#### Source records:
((

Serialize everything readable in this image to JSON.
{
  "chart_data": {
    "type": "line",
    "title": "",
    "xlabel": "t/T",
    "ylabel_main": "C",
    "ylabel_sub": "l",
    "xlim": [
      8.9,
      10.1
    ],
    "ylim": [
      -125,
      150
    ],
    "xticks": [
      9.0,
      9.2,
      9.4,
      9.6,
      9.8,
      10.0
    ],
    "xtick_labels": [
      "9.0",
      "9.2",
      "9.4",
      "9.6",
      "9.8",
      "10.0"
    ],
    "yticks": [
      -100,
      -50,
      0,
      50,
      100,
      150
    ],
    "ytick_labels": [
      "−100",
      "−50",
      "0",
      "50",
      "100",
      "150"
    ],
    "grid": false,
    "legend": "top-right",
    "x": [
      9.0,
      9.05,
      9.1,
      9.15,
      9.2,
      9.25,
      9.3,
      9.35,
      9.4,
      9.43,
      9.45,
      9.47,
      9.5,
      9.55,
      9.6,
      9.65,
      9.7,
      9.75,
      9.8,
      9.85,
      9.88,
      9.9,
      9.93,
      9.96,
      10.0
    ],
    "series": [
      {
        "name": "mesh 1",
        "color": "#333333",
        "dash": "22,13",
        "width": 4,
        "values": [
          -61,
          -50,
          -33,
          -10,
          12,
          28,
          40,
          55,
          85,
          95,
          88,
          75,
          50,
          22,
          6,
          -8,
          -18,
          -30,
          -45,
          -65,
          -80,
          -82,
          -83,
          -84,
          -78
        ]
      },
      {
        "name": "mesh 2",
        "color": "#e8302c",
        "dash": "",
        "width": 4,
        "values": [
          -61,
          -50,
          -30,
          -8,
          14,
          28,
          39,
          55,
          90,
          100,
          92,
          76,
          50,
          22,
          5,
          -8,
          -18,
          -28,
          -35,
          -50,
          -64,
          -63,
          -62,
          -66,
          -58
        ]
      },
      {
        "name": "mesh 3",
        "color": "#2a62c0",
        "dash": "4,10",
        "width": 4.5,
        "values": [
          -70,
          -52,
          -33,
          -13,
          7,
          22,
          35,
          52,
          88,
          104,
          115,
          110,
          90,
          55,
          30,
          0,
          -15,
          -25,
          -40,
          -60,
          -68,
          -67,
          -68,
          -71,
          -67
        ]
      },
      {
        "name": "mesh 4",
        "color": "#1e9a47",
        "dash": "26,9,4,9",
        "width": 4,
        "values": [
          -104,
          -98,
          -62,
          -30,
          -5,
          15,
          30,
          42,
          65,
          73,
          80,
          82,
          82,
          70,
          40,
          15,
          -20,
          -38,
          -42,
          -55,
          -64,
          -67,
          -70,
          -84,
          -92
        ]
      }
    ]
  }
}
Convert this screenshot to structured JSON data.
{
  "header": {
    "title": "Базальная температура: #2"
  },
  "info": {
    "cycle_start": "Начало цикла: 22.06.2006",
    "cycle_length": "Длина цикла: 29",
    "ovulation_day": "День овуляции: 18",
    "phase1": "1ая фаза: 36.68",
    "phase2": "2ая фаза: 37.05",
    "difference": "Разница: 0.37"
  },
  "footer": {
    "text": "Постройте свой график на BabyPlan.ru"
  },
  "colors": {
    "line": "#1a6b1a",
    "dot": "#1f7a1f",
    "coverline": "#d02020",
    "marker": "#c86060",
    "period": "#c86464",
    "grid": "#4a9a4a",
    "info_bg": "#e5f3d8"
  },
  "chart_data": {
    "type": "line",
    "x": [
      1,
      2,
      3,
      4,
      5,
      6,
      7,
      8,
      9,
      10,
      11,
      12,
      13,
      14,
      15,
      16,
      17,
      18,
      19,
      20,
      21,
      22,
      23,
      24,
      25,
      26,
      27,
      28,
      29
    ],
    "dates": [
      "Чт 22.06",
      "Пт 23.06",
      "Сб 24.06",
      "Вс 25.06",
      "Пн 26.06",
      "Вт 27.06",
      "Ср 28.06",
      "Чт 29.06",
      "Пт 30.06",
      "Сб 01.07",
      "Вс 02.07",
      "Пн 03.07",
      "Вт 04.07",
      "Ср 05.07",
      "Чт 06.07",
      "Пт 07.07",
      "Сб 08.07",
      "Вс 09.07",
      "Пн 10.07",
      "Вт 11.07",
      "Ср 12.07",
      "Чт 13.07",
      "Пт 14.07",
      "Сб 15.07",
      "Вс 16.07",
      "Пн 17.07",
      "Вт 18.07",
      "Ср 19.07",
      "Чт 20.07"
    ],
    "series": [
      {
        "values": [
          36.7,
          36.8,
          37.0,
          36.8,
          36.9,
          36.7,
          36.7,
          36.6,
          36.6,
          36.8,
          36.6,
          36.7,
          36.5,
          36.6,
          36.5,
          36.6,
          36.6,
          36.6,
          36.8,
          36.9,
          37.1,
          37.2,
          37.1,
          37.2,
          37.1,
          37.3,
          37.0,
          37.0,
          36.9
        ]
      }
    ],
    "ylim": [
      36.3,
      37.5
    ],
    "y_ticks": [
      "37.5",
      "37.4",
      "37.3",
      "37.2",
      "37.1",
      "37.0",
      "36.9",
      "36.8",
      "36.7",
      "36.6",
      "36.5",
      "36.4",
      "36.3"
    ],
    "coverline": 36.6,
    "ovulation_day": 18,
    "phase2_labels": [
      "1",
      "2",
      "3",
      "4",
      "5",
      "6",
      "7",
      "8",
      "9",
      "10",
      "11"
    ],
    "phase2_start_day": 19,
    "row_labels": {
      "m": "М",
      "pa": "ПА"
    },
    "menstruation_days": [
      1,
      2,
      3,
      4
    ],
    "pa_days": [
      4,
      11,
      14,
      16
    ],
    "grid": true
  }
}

))

Scan the material above for the string "JSON" and report each line where you find it.

#### Correct output:
Serialize everything readable in this image to JSON.
Convert this screenshot to structured JSON data.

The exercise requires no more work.